We've been home for just over a week now and it feels like it's been much longer. While we were away it seemed as if life here should've been on pause until we returned. It was winter (not a typical east coast winter, but a southern Africa winter with cold night and warm days) in Gaborone, and I knew we were coming back to summer, but I was not ready for the crazy heat and humidity we had late last week. I tried to remind myself that I was very glad the weather was milder when we first got back. At least we had a few days to adjust to the weather.
I jumped right back into life here. It's blueberry season which means buying a 20 lb box (no, I don't go and pick my own!) or two, washing, laying them out to dry off and then packing them in freezer boxes so we can enjoy them all winter long.
I hadn't planted summer annuals in our flower pots before leaving in April, so I bought some on Friday and have been planting them over the past few days, with Edwin's help. He really enjoys gardening, so I try to have him help as much as I can. He dumps the plant food in before I put the plant in the ground and then helps to water the flowers too.
Laundry is a constant event here, and I've been hanging most of it outside. It's just too nice to put it in the dryer, but that means it does take me longer to get the laundry dried, folded and put away.
The house is begging to be cleaned, but I haven't gotten around to it yet. I have discovered it is my least favorite chore, although I love having a clean house. Now that I can't easily clean the whole house in one day (which was the case pre-children), I don't clean nearly as often as I used to. Plus, I just got back from almost 2 months of not having to clean my house (thank you, Rebecca!!), so I'm a little out-of-practice.
We've been trying to catch up with friends we haven't seen in a while, there are doctor's appointments coming up and potty training is looming on the horizon as well.
Today has been a day at home - laundry, gardening, mid-morning snack time, reading stories, lunch (and Dan was home for lunch!!), silly games with a toddler and baby and now nap time. I have a few more flowers I'd like to plant and some cookies and milk to eat while I sit and read.
We arrived home Saturday evening after traveling for over 24 hours. We drove from Gaborone to Johannesburg on Friday and then took a 10 and 1/2 hour flight from there to Amsterdam. The flight left at 11:30 pm, so we slept on the plane. We arrived in Amsterdam at 10:30 a.m. (it was 4:30 a.m. on the east coast), had a 2 hour layover and left for the states soon after 12:30. We were in DC at 2:30 pm (although it was 8:30 p.m. in Botswana).
We're definitely experiencing some jet lag. I can tell Elena is mixed up still. She and Edwin are both sleeping well at night, but Elena's napping is off during the day and she seems pretty tired. Edwin has been taking long afternoon naps and is pretty hard to wake up. Both kids are up pretty early in the morning. I figure we'll be back to normal in a few more days. It's really been an easier transition coming home than it was going.
##############################
**WORK TO COMPLETE**
• A. Repeat the blog post about returning home, starting at "I jumped right" and ending at "the flowers too.", replacing "blueberry" with "strawberry".
• B. Continue the blog post about returning home from Botswana, picking up right after its final sentence.
None of the entries are needed for this work.
##############################
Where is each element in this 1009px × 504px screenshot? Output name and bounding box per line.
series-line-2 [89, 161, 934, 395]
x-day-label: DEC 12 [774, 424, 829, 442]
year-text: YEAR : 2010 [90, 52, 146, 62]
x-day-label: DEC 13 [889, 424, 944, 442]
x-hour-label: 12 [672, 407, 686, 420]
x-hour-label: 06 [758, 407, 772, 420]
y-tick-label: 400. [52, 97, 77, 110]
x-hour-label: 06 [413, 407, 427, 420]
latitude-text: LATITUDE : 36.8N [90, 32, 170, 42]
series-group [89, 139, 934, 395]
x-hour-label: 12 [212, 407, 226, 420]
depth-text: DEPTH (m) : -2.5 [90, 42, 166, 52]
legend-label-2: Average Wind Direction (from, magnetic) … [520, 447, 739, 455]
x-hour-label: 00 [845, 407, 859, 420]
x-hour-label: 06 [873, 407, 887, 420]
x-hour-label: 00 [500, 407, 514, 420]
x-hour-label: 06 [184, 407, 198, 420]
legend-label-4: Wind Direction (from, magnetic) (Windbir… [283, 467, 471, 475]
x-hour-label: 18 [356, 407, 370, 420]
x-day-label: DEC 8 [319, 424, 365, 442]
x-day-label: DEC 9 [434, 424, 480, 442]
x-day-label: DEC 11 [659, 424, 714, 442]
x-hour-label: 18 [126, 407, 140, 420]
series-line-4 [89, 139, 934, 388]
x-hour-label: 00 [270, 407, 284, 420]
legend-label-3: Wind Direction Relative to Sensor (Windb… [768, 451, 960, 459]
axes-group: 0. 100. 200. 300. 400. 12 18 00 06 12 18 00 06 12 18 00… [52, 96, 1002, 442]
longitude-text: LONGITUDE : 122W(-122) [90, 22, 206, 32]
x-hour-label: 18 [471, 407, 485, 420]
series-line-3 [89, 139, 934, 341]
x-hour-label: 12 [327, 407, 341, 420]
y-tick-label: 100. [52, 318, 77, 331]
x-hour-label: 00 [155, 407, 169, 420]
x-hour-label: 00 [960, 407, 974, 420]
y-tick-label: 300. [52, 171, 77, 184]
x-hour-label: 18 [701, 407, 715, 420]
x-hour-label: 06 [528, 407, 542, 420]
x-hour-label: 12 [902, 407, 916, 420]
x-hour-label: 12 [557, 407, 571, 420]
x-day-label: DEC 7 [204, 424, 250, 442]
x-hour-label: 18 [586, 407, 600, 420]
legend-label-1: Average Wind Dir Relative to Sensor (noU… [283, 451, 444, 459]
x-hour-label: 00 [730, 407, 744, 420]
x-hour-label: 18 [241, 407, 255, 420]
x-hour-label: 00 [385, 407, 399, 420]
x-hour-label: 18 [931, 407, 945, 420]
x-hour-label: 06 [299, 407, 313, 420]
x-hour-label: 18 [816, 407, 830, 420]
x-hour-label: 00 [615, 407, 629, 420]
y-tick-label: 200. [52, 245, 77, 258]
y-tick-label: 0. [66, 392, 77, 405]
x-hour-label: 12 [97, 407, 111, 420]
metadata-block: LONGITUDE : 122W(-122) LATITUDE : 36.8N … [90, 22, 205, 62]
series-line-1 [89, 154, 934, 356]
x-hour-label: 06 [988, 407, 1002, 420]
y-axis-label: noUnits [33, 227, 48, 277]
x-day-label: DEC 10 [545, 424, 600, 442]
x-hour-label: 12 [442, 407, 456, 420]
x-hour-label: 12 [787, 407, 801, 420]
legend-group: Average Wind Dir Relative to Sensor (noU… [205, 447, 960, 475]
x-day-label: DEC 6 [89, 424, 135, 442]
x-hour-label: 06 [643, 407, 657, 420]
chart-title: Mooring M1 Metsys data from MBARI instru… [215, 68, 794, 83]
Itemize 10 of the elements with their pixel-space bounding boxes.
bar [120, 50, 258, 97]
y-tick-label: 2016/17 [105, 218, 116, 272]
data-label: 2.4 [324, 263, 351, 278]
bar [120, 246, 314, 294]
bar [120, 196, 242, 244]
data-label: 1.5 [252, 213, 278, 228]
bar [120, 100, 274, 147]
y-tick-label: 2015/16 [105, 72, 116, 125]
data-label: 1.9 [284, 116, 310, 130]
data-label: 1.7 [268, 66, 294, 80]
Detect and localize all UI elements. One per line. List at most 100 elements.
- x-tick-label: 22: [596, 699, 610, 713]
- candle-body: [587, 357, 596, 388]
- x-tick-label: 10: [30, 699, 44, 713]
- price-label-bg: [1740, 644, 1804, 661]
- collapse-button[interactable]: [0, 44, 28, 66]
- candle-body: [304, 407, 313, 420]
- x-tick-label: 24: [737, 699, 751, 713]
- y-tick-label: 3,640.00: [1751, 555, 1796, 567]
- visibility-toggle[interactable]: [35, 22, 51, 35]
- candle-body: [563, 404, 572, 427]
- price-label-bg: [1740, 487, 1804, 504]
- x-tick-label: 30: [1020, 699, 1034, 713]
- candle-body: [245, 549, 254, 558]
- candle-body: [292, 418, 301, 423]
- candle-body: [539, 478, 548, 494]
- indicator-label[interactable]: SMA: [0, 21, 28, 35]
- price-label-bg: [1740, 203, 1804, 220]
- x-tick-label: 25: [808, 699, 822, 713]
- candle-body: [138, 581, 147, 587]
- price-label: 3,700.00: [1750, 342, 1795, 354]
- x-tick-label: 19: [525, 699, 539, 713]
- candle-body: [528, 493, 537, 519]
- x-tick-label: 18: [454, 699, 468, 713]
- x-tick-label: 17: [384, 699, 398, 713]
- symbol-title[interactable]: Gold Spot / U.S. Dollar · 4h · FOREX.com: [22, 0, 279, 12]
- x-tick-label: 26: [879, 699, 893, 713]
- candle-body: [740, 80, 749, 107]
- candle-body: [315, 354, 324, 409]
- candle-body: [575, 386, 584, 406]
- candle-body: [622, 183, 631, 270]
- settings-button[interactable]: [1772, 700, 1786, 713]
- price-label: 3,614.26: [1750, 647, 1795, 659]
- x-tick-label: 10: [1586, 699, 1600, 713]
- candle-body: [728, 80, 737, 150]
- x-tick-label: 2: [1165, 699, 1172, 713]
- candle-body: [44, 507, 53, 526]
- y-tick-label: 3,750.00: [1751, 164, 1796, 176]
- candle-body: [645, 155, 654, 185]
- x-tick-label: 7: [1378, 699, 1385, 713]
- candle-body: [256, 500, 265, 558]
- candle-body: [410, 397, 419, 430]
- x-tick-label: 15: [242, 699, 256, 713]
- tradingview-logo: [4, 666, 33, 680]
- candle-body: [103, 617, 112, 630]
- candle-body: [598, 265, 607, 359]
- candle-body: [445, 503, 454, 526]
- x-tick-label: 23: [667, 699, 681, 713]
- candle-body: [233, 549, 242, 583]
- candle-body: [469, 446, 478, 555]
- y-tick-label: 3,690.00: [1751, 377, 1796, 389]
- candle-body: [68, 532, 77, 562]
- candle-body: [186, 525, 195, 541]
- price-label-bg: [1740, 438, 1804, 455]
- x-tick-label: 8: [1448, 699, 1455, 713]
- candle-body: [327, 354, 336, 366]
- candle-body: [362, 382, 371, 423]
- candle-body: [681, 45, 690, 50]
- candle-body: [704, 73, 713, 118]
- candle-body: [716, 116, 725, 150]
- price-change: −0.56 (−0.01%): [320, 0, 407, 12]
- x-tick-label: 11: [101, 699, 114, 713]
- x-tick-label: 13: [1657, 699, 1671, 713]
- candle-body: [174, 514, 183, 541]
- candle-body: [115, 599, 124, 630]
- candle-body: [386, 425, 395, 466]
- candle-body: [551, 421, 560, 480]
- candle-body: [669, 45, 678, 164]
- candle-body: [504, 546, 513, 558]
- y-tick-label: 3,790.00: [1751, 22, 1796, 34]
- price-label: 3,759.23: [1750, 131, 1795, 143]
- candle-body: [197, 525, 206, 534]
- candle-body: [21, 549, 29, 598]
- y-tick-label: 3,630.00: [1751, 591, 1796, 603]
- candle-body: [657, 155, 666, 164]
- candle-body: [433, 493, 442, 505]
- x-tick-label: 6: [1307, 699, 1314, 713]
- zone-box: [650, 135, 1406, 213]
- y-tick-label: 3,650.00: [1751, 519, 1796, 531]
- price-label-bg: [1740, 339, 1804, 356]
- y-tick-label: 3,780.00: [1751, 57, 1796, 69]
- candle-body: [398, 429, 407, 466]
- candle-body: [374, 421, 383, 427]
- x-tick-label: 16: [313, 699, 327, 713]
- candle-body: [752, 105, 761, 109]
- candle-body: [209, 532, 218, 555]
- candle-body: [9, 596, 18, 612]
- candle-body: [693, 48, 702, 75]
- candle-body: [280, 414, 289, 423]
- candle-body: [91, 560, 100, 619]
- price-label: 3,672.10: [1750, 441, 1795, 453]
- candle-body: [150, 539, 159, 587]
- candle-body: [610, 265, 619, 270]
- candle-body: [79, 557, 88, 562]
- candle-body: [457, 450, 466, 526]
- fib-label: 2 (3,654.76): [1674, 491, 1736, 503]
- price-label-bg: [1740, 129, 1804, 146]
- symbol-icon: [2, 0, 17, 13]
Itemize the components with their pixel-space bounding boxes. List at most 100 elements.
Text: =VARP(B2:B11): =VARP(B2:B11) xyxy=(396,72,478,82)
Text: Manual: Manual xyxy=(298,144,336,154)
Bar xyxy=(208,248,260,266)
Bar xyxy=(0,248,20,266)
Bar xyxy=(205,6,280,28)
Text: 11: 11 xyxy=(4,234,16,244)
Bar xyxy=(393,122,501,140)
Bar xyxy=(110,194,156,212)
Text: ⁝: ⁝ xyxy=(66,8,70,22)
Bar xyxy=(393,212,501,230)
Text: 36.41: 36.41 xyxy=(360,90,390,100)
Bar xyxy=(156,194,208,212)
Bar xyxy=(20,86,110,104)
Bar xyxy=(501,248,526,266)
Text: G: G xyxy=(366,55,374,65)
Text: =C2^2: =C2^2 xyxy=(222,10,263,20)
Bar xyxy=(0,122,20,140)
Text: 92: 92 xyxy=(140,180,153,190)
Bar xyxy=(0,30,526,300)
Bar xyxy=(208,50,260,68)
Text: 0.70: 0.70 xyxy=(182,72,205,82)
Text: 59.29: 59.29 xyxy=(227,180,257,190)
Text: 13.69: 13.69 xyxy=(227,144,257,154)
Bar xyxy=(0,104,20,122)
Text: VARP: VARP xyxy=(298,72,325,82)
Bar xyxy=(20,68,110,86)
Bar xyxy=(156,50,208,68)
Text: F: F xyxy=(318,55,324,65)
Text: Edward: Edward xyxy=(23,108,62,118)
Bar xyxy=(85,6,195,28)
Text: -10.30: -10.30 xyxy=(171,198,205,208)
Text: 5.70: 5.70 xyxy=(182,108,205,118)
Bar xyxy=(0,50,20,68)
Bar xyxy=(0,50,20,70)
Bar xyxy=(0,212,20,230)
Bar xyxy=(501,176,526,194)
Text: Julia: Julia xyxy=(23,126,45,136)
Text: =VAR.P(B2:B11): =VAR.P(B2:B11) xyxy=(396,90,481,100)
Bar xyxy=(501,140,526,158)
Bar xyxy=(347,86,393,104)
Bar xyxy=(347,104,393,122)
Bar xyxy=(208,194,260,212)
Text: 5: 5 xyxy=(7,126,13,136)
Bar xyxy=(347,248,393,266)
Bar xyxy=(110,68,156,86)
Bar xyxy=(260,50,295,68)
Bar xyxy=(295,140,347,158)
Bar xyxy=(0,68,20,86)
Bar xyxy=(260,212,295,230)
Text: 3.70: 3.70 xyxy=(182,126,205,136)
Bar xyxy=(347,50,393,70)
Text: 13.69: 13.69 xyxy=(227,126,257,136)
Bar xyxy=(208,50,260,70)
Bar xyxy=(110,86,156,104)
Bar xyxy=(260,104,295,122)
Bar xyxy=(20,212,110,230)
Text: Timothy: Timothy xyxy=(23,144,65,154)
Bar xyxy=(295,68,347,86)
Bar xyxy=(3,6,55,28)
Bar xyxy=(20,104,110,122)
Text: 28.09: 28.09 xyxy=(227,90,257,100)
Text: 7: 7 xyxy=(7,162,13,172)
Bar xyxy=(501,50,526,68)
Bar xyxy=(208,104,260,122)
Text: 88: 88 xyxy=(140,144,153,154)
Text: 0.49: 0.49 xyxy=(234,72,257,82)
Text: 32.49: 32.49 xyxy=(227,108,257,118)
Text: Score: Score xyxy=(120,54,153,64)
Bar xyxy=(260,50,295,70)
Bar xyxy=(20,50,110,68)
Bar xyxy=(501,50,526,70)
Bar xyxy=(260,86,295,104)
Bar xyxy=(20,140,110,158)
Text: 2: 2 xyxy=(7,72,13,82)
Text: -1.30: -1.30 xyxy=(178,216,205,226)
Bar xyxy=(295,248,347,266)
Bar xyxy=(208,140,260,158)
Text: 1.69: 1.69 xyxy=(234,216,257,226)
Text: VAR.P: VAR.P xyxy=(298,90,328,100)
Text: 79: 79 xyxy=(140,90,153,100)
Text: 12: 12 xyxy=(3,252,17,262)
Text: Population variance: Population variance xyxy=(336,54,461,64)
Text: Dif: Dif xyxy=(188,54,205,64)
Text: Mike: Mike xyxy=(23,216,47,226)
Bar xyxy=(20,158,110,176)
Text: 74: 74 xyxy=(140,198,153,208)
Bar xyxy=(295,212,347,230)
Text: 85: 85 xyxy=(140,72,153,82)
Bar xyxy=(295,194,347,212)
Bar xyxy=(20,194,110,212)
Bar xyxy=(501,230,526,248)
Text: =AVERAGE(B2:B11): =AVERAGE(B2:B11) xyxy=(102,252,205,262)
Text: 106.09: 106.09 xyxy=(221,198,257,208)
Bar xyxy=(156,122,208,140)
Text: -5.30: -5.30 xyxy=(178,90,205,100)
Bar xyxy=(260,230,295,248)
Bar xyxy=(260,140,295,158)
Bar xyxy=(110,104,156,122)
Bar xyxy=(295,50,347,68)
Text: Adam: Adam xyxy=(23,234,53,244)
##############################
**RESPONSES IN ORDER**
• A.
I jumped right back into life here. It's strawberry season which means buying a 20 lb box (no, I don't go and pick my own!) or two, washing, laying them out to dry off and then packing them in freezer boxes so we can enjoy them all winter long.
I hadn't planted summer annuals in our flower pots before leaving in April, so I bought some on Friday and have been planting them over the past few days, with Edwin's help. He really enjoys gardening, so I try to have him help as much as I can. He dumps the plant food in before I put the plant in the ground and then helps to water the flowers too.

• B.
Elena turned 6 months old on Thursday. Where have the past 6 months gone?! I can hardly believe how quickly she's growing. I can't kiss her and snuggle her enough.
We got the unpacking taken care of yesterday, so now I just have some laundry to do. Thankfully, I'd done most of the laundry before we left, so there isn't much. Our little garden exploded while we were away and I hadn't planted any annuals yet, so I'm hoping to spend some time cleaning things up a bit and planting some flowers. Edwin has informed me that I can use his little red (plastic) shovel while he uses the big shovel as well as the two trows. He has it all figured out.
It feels good to be back. And always, after traveling by air, I can't quite comprehend that I'm so far away from where I just was.
After today we'll have just 3 more days here and then we leave Friday night. It will be almost midnight here when we fly, but it'll be supper time on the east coast. If you think of us, say a prayer for safety for us when you sit down to eat.
We spent most of this past weekend at the Khama Rhino Sanctuary. It's about 4 hours north of Gaborone, so we spent a lot of time on the road. We rented a Honda CRV (We think it is 7th vehicle we've driven since arriving in Jo'burg 2 months ago) so that we could drive around in the sanctuary on our own. We were able to watch a bunch of animals, including rhinos, zebras, jackals, guinea fowl, various antelope, a few wildebeast, ostriches and - finally - some giraffes.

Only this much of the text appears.